__Record set__.
━━━━
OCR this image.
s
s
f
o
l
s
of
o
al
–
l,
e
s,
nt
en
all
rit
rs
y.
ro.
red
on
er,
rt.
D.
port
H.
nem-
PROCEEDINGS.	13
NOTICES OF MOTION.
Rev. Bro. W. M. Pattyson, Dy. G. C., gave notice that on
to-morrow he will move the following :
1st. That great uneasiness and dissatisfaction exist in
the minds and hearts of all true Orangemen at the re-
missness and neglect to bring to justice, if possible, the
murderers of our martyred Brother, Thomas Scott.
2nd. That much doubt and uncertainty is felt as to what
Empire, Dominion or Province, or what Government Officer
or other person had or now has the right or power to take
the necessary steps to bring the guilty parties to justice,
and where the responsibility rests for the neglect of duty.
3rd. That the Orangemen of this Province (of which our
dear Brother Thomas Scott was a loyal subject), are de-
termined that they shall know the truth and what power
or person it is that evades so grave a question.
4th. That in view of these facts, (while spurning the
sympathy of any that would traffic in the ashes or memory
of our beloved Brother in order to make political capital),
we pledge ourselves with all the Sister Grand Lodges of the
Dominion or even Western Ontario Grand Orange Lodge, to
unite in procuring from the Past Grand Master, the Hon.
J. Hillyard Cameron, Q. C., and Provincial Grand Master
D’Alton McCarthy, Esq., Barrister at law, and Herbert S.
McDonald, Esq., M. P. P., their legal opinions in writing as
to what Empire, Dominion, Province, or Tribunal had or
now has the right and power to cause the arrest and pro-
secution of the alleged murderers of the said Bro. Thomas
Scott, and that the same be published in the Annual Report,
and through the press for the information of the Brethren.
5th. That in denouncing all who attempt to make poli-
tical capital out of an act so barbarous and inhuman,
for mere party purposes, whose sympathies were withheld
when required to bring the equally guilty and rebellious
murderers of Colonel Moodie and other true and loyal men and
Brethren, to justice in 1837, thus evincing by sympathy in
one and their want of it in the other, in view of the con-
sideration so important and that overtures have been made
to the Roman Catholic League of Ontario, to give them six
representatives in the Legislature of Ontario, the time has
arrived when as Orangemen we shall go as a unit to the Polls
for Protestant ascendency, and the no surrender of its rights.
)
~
━━━━
Report how many lines in the data include the word "what", and give nothing but the count.

__Written answer__.
4